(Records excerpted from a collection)
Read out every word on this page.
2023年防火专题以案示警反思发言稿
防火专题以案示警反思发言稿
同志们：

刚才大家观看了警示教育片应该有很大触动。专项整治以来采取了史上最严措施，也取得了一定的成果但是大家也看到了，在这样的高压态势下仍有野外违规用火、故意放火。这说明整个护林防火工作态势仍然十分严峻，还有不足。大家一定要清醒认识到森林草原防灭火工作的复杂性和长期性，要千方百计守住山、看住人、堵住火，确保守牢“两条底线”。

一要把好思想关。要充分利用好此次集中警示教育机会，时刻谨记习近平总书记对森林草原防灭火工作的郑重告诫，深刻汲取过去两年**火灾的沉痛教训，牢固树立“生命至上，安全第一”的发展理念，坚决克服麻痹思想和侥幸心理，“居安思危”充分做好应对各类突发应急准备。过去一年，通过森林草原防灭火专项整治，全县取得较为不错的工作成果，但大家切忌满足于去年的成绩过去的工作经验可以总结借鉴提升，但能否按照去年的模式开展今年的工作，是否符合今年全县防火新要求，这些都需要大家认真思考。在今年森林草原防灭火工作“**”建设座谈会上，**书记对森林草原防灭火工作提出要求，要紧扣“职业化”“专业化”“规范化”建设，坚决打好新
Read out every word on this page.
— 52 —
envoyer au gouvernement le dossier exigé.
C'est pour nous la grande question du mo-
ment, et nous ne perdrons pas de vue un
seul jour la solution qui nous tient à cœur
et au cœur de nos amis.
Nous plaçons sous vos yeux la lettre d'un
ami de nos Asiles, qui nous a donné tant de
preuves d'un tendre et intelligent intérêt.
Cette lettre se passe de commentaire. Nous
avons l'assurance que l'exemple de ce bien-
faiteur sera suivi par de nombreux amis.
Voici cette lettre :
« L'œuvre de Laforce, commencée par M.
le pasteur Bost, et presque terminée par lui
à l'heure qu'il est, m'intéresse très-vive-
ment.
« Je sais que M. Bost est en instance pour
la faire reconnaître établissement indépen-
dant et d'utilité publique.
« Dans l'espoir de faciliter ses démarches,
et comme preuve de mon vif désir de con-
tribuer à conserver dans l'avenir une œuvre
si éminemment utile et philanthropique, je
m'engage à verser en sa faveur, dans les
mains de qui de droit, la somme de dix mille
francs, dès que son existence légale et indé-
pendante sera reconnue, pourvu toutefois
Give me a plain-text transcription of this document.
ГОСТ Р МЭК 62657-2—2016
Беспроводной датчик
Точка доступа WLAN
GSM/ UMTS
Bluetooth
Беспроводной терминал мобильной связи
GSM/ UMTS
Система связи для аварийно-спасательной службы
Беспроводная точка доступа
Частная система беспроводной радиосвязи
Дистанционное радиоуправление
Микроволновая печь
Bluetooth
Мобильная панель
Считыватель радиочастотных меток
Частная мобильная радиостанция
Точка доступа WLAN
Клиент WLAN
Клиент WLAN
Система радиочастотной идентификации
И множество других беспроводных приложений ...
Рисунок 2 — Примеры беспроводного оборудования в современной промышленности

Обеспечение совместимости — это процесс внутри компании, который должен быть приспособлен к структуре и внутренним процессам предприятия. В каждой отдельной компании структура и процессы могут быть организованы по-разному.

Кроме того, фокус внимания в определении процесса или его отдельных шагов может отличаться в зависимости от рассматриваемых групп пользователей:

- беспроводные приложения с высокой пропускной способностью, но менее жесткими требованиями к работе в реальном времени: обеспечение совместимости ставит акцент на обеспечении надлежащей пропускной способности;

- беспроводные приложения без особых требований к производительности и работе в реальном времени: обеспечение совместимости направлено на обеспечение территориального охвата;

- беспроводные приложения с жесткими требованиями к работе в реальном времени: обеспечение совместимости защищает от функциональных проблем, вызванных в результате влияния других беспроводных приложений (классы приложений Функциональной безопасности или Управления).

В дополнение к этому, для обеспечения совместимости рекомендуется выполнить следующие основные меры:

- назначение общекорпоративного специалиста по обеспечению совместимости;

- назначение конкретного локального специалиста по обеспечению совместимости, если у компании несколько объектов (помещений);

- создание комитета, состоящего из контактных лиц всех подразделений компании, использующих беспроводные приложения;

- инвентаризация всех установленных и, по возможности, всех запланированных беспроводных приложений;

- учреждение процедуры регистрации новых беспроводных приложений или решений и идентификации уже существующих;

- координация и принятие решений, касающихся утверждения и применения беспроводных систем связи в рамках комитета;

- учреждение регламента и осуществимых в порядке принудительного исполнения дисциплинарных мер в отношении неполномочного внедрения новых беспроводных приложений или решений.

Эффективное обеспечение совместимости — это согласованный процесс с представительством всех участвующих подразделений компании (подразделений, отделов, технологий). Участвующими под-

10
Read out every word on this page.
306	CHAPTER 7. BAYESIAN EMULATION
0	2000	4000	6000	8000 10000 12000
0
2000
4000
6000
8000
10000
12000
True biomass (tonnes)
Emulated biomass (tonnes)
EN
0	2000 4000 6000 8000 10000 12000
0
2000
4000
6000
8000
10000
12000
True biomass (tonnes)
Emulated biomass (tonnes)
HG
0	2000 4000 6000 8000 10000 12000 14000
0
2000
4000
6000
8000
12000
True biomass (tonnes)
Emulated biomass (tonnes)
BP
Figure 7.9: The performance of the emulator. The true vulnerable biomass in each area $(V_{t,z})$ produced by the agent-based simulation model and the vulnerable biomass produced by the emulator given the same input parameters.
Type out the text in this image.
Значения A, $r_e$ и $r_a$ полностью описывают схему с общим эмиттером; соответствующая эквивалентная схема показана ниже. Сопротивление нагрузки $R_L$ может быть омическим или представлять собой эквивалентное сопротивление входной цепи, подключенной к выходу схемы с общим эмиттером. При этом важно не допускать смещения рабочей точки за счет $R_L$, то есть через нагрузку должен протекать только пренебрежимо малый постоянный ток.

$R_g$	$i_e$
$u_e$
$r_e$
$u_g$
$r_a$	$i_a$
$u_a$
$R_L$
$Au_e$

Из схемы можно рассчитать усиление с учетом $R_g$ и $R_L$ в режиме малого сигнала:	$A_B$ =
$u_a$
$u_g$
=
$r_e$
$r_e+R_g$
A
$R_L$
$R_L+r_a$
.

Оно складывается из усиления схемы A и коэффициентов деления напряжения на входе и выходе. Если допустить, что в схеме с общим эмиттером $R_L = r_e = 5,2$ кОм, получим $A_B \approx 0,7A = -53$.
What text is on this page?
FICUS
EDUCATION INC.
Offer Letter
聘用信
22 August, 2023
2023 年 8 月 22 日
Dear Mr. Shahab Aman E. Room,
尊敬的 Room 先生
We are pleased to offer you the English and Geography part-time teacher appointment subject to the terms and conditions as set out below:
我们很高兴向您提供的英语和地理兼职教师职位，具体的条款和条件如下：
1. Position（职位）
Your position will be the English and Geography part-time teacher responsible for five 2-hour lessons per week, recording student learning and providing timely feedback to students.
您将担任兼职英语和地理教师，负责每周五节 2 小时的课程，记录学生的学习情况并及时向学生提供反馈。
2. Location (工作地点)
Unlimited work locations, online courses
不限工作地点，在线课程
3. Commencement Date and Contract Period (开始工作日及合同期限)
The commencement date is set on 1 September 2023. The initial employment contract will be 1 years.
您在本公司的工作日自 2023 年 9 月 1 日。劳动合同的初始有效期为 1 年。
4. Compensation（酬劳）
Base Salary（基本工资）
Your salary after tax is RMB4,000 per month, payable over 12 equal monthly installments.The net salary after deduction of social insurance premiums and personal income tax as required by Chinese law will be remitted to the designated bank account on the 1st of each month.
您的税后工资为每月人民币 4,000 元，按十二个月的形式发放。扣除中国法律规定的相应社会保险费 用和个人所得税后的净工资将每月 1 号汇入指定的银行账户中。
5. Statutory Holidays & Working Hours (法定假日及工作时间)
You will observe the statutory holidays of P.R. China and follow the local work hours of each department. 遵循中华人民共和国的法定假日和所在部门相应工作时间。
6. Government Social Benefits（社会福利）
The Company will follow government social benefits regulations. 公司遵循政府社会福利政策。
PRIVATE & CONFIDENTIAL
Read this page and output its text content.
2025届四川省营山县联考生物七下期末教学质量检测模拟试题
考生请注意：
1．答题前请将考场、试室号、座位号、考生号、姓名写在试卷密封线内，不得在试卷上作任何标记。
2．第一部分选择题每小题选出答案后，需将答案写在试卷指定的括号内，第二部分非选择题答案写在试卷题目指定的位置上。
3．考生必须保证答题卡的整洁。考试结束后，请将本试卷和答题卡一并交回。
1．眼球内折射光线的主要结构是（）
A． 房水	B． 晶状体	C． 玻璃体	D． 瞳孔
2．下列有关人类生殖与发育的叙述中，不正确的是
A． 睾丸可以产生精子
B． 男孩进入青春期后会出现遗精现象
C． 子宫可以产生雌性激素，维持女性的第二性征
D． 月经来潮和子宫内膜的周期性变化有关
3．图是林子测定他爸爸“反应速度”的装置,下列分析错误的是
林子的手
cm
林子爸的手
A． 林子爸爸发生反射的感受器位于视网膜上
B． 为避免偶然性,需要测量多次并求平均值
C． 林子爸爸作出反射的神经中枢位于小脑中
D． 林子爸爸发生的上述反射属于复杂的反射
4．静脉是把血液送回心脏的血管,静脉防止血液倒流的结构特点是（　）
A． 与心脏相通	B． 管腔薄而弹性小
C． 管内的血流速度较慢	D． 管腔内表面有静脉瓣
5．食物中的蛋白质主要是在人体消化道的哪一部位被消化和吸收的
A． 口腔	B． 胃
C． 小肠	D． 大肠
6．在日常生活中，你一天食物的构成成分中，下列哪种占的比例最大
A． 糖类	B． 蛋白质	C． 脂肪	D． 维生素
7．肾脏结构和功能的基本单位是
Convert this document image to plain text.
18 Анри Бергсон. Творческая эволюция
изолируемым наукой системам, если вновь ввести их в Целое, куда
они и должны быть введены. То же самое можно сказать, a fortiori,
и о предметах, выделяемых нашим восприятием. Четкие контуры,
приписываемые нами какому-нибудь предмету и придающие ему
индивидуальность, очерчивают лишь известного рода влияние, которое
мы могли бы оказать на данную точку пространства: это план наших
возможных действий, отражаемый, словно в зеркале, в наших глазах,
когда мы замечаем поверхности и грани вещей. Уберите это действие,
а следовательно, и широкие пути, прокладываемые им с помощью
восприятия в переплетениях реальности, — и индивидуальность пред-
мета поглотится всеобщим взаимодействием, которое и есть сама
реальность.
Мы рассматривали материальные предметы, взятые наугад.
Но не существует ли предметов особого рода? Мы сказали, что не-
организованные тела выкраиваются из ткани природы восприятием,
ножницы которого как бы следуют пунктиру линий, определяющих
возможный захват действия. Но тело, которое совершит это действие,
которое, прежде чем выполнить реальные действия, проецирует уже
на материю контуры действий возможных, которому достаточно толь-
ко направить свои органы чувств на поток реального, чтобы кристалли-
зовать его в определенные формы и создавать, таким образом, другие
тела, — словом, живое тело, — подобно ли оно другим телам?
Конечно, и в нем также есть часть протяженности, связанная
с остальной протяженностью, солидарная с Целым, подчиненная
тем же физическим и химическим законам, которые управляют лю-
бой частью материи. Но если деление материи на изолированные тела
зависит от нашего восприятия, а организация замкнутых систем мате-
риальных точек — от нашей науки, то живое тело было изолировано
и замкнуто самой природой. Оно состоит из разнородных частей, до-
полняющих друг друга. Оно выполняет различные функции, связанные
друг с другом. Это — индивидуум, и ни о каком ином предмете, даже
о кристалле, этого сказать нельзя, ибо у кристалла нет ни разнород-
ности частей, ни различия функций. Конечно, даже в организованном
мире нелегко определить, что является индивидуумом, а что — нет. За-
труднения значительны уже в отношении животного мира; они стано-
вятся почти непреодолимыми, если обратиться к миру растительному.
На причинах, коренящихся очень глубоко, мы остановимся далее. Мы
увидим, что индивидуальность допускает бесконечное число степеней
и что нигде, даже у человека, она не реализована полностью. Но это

- WRITTEN PROBLEM -
Show every line of the listing in which the string "учреждение" can be found.

- SOLUTION TO THIS TASK -
- учреждение процедуры регистрации новых беспроводных приложений или решений и идентификации уже существующих;
- учреждение регламента и осуществимых в порядке принудительного исполнения дисциплинарных мер в отношении неполномочного внедрения новых беспроводных приложений или решений.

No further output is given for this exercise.